Con 17 años cumplidos fue cuando conocí a Antonio que venía de hacer el servicio militar. El tenía 21. ¿qué dónde lo conocí?
Se siente la voz de Antonio que quiere intervenir ya hace un buen rato...
A éste lo conocí –[ lo señala con cariño]– en el baile de la calle de la Protectora N °3, en la entradita de Santa Cruz y la Riera.
Ya veremos esta historia más adelante –[responde Antonio]– pero ahora déjame que diga lo que viví.
Mi padre era republicano y al comienzo de la guerra trabajaba en una gran fábrica de vidrio de un señor llamado Ernesto Llofriu. Escuche bien, ninguno de sus empleados que éramos como cinco mil fuimos al frente ni estuvimos presos durante la guerra civil. Tenía una fábrica en Mallorca y otra en Barcelona y barcos que venían a Palma cargados de arena y se iban con botellas. En la guerra, a esta fábrica la obligaron a realizar un reciclaje para Franco haciendo municiones, aprovechando que tenía un taller con 8 o 9 tornos y una fundición para hacer los moldes, pues obligaban a todos los talleres que tenían herrería a trabajar para la Falange. Allí se hicieron piezas para ametralladora. En realidad era un cupo para el ejército que estaban obligados a cumplir más allá de las tareas propias, en este caso, el trabajo en vidrio.

▶ Registros de un conjunto de datos:
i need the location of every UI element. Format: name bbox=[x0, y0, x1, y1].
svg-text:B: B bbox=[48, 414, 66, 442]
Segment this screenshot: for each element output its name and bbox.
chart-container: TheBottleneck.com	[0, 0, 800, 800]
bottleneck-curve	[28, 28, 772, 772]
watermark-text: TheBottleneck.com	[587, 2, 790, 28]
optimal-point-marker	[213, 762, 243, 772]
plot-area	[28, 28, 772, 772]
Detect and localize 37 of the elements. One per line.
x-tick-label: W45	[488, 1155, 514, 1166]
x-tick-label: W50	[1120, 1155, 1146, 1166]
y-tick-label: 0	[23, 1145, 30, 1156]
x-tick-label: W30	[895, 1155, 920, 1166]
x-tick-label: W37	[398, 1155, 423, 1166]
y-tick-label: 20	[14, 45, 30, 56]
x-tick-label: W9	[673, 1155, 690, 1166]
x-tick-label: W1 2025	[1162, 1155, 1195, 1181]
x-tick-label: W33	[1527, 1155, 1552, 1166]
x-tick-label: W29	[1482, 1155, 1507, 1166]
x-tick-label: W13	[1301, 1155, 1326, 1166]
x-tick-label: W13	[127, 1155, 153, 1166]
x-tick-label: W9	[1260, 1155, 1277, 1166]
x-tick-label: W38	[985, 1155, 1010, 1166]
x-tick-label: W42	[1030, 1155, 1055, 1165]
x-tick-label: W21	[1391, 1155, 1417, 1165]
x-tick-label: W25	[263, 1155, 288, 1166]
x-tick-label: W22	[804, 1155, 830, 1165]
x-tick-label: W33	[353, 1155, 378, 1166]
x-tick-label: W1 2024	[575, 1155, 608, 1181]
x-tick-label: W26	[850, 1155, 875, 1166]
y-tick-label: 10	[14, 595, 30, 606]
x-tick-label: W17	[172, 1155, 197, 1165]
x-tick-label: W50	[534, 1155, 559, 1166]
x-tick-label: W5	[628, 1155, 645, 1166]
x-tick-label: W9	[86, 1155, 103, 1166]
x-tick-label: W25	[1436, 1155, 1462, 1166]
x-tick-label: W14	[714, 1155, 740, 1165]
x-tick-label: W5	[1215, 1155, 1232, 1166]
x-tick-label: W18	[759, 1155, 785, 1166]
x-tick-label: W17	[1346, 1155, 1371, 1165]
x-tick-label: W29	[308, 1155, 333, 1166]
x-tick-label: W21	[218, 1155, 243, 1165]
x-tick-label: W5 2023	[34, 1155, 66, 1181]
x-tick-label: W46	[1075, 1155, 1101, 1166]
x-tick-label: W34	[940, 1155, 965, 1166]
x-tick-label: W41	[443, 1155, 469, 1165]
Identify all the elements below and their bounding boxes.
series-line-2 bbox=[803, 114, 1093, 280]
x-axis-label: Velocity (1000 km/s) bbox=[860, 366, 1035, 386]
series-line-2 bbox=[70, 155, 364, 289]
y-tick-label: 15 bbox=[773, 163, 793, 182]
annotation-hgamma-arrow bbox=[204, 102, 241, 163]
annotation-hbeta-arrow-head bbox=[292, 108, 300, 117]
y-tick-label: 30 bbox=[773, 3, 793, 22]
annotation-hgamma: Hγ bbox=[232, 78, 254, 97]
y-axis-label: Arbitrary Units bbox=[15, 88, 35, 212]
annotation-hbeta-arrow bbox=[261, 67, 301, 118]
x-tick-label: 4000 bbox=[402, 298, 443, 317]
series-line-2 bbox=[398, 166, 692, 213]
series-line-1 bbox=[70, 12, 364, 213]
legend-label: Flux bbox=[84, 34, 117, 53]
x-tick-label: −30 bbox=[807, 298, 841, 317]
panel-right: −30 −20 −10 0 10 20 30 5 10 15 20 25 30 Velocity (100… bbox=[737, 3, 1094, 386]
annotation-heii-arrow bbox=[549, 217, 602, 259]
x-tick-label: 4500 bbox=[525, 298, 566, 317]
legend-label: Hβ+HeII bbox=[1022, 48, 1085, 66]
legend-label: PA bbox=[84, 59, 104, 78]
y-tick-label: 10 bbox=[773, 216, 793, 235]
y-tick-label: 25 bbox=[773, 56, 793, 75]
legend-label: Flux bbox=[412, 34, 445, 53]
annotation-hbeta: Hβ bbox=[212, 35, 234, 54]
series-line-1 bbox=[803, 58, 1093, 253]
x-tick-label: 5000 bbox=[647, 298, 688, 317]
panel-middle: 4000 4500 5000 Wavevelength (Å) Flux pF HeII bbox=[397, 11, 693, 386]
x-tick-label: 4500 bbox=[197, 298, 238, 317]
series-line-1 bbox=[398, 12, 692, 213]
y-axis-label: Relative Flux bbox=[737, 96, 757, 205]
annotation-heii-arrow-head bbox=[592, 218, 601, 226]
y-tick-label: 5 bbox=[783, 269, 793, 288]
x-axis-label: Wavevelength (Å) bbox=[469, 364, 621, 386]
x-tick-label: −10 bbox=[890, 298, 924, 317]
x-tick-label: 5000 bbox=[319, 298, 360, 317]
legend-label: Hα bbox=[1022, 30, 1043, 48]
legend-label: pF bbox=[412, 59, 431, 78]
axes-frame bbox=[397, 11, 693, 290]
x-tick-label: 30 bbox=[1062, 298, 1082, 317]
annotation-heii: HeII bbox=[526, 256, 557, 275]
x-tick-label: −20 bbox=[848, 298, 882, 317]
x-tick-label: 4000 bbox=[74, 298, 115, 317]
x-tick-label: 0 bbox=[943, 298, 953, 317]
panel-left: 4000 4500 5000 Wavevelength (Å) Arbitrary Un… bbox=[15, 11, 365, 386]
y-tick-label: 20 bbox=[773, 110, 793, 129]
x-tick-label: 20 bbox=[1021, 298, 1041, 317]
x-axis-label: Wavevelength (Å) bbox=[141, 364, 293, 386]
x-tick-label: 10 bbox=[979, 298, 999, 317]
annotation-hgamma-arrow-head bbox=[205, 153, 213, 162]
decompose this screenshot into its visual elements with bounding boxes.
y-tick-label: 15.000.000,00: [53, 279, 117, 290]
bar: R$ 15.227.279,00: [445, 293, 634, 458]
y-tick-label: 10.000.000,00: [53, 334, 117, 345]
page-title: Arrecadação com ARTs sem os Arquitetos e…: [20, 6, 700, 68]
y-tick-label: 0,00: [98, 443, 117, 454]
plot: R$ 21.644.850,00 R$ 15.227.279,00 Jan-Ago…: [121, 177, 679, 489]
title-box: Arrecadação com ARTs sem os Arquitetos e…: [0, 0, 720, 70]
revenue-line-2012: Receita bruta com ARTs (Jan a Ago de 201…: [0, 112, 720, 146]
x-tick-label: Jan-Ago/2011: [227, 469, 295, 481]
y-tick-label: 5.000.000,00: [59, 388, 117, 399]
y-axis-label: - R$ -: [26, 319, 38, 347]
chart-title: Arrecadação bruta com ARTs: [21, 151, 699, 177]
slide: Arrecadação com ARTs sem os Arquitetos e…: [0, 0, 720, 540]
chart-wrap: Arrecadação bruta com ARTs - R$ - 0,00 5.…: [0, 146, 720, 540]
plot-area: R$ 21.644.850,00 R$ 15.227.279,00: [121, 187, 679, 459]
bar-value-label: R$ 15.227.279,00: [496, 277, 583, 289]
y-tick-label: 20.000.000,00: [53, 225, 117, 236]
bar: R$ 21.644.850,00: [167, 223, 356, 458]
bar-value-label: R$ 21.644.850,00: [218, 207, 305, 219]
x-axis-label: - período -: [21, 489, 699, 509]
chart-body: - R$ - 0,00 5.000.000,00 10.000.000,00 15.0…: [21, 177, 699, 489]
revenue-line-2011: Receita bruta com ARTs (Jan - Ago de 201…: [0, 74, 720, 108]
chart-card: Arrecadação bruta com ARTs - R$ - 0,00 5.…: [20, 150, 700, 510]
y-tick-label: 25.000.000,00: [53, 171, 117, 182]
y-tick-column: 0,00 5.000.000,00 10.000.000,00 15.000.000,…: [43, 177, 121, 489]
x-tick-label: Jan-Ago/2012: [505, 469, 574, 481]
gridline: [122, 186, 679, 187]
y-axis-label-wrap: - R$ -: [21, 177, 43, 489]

▶ Tarea: ¿Concuerdan con el testimonio estas afirmaciones? Responda sí o no a cada una y cite textualmente las palabras del testimonio que lo deciden. (a) Antonio fue conocido en un baile de la calle de la Protectora. (b) La fábrica de vidrio de Ernesto Llofriu tenía unos cinco mil empleados. (c) Los barcos llegaban a Palma cargados de botellas.

▶ Solución:
(a) Sí: «en el baile de la calle de la Protectora».
(b) Sí: «ninguno de sus empleados que éramos como cinco mil».
(c) No: «barcos que venían a Palma cargados de arena y se iban con botellas».